Determine how many lines include "Yunani". Give the number and nothing else.

# Material supplied:

>> begin

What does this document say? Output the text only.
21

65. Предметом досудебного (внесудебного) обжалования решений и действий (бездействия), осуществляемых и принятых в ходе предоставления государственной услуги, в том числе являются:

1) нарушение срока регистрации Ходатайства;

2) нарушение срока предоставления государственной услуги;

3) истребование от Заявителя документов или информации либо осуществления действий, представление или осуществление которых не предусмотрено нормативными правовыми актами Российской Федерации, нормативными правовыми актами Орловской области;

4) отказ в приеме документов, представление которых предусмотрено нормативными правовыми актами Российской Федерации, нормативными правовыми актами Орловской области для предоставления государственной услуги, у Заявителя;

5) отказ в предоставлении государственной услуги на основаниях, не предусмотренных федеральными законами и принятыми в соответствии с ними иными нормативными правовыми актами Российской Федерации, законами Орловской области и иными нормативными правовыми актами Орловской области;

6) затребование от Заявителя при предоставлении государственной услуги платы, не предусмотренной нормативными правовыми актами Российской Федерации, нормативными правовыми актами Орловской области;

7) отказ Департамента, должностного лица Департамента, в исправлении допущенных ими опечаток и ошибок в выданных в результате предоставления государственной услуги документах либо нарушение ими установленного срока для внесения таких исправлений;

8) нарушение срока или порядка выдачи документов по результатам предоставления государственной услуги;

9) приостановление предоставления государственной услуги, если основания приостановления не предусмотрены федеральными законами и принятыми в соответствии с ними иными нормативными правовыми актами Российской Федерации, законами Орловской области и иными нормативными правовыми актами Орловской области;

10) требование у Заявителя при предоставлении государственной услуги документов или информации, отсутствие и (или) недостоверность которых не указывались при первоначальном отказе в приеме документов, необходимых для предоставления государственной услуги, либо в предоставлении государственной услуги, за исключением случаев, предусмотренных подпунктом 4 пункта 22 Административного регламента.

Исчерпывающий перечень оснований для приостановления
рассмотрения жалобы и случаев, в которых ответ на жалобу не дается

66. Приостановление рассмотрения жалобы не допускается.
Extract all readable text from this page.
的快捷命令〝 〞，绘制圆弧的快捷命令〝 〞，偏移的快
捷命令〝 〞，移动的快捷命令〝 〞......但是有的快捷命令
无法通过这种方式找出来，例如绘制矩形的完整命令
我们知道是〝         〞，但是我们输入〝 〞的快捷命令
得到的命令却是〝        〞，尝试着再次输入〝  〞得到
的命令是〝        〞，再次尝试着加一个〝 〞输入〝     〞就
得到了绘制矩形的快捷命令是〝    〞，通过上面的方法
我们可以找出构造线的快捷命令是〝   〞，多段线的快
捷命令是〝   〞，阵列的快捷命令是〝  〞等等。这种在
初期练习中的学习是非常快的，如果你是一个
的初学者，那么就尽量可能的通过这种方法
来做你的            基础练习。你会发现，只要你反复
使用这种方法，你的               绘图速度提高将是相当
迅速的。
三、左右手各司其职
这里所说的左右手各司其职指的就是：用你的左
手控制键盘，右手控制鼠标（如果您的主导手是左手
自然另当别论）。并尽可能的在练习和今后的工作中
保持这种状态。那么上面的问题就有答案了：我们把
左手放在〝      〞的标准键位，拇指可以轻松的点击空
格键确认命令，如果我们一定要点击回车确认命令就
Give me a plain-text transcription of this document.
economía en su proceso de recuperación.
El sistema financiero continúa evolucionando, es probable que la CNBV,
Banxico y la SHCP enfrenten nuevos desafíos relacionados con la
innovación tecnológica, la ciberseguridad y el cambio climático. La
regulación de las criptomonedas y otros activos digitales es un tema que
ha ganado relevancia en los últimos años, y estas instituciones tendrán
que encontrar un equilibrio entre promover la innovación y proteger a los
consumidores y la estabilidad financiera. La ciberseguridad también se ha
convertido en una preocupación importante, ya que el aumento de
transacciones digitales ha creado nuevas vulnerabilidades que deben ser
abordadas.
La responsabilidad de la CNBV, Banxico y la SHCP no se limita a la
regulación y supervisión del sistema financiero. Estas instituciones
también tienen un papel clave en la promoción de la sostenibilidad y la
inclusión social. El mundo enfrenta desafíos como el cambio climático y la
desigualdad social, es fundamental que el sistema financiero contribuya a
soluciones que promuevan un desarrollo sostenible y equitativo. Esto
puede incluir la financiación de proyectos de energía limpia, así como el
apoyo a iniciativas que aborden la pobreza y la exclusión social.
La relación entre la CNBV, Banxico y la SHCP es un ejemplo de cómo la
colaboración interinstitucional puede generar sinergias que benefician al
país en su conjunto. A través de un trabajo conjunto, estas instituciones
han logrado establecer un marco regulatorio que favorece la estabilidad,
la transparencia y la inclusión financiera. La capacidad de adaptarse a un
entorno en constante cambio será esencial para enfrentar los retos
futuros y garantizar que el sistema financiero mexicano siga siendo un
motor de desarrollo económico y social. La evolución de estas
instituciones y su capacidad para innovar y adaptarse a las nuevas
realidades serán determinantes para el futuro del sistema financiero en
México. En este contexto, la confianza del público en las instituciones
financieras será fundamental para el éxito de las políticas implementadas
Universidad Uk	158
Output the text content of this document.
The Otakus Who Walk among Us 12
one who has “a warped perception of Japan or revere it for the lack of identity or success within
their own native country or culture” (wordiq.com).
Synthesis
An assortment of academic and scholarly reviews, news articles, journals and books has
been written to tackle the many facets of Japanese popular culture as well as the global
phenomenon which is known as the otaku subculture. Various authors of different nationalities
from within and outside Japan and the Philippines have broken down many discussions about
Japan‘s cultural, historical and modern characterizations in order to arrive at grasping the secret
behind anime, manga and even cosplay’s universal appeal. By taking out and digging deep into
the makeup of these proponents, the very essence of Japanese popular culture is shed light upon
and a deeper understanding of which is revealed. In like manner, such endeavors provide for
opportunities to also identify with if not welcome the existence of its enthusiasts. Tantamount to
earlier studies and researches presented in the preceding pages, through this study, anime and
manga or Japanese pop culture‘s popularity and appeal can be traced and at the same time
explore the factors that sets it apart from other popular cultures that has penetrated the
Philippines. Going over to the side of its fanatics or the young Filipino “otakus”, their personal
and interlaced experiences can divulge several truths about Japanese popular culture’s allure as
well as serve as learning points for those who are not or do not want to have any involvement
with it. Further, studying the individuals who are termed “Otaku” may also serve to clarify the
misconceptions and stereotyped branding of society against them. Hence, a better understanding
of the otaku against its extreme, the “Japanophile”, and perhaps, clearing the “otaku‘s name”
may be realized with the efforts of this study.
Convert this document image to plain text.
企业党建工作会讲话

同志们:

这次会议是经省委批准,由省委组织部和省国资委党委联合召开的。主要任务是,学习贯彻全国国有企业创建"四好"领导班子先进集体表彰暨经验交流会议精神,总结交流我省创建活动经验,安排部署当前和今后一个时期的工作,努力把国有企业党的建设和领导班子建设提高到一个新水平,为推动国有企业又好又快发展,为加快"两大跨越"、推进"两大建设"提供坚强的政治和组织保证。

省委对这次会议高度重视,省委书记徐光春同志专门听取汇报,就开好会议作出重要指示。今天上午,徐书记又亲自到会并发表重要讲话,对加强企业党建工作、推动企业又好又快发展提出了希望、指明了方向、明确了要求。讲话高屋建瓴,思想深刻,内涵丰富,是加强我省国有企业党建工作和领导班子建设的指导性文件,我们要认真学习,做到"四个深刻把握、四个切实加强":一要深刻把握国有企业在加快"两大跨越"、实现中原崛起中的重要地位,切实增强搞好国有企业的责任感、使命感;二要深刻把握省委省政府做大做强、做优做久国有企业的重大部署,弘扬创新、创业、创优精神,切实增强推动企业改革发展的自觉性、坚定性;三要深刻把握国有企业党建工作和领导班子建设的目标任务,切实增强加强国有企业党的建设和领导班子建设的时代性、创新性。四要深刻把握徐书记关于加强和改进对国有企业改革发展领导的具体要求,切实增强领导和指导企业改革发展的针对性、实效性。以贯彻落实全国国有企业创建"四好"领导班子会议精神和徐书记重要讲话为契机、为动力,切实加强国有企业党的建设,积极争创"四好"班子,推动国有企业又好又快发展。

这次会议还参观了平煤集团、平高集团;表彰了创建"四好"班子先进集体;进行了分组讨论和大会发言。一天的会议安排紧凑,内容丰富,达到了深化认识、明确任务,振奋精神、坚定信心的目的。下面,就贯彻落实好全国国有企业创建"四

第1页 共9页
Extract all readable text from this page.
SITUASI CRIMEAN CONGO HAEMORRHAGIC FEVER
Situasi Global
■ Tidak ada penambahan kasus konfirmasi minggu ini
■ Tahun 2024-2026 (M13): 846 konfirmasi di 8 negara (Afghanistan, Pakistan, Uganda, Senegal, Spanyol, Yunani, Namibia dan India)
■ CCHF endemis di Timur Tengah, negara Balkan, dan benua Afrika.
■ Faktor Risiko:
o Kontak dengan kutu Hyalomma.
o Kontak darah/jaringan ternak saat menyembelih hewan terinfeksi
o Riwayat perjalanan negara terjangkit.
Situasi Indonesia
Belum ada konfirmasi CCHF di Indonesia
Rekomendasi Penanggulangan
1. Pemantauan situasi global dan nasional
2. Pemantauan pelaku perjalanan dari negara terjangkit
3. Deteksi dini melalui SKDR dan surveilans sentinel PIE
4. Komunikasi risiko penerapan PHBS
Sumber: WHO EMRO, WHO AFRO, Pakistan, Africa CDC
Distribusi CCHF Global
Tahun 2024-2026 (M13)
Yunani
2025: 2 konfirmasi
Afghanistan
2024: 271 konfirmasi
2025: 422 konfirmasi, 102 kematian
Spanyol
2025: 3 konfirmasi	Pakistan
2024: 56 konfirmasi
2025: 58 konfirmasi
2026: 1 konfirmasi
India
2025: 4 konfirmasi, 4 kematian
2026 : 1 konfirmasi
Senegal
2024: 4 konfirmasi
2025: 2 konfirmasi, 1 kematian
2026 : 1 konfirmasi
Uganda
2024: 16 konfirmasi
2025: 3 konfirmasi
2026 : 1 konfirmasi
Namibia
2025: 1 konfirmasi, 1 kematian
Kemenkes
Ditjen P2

>> end

# Worked solution:
2